» **Problem description**: Restate the data exactly as given and keep the pictures out.

» **Input for this task**:
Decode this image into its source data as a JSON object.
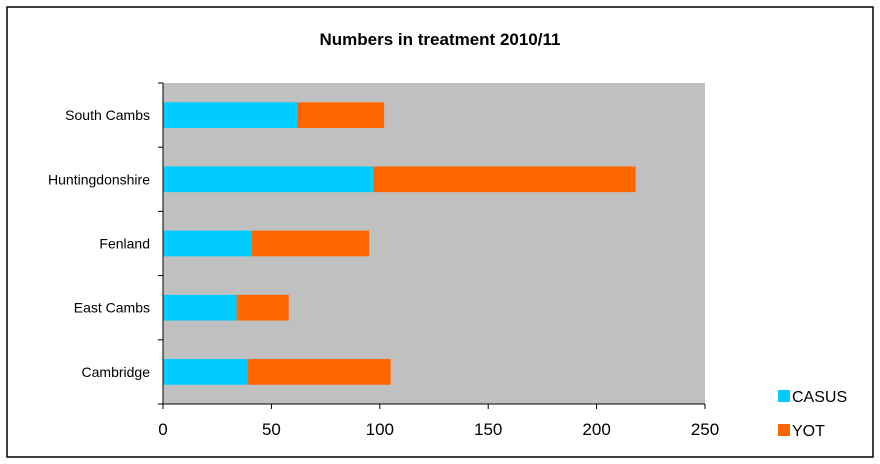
{
  "chart_data": {
    "type": "bar",
    "orientation": "horizontal",
    "stacked": true,
    "title": "Numbers in treatment 2010/11",
    "xlabel": "",
    "ylabel": "",
    "categories": [
      "South Cambs",
      "Huntingdonshire",
      "Fenland",
      "East Cambs",
      "Cambridge"
    ],
    "series": [
      {
        "name": "CASUS",
        "color": "#00ccff",
        "values": [
          62,
          97,
          41,
          34,
          39
        ]
      },
      {
        "name": "YOT",
        "color": "#ff6600",
        "values": [
          40,
          121,
          54,
          24,
          66
        ]
      }
    ],
    "xlim": [
      0,
      250
    ],
    "xticks": [
      "0",
      "50",
      "100",
      "150",
      "200",
      "250"
    ],
    "grid": false,
    "plot_background": "#c0c0c0",
    "legend_position": "bottom-right"
  }
}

» **Answer to this problem**:
Decode this image into its source data as a JSON object.
{
  "chart_data": {
    "type": "bar",
    "orientation": "horizontal",
    "stacked": true,
    "title": "Numbers in treatment 2010/11",
    "xlabel": "",
    "ylabel": "",
    "categories": [
      "South Cambs",
      "Huntingdonshire",
      "Fenland",
      "East Cambs",
      "Cambridge"
    ],
    "series": [
      {
        "name": "CASUS",
        "color": "#00ccff",
        "values": [
          62,
          97,
          41,
          34,
          39
        ]
      },
      {
        "name": "YOT",
        "color": "#ff6600",
        "values": [
          40,
          121,
          54,
          24,
          66
        ]
      }
    ],
    "xlim": [
      0,
      250
    ],
    "xticks": [
      "0",
      "50",
      "100",
      "150",
      "200",
      "250"
    ],
    "grid": false,
    "plot_background": "#c0c0c0",
    "legend_position": "bottom-right"
  }
}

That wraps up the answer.